=== Extracted material ===

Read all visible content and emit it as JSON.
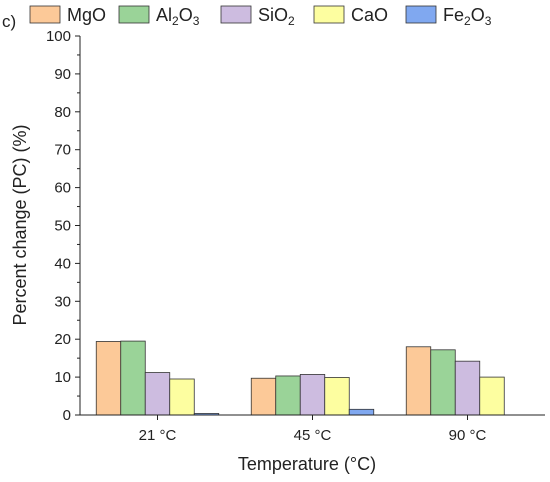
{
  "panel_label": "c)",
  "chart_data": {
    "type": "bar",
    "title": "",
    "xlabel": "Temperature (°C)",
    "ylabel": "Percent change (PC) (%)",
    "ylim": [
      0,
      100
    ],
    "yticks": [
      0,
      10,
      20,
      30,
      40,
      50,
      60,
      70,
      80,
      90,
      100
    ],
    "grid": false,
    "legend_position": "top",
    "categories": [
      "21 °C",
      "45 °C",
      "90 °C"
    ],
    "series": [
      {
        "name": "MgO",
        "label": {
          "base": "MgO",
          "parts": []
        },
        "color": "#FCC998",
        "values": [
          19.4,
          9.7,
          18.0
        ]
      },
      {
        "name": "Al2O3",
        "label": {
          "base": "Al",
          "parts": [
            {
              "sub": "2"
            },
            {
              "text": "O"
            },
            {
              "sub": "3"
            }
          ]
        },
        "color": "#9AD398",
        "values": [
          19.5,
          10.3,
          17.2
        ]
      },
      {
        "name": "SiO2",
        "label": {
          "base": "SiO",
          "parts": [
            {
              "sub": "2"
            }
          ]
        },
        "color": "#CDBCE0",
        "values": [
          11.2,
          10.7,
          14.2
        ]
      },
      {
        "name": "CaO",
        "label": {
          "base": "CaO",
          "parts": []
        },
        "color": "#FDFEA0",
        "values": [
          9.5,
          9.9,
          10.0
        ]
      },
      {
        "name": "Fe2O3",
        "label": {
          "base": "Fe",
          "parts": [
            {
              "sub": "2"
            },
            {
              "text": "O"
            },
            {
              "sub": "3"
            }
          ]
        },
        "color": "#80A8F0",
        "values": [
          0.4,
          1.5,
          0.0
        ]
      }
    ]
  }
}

===

## Problem to solve
From the entries, copy out each line containing the word "name".

## Response for this exercise
        "name": "MgO",
        "name": "Al2O3",
        "name": "SiO2",
        "name": "CaO",
        "name": "Fe2O3",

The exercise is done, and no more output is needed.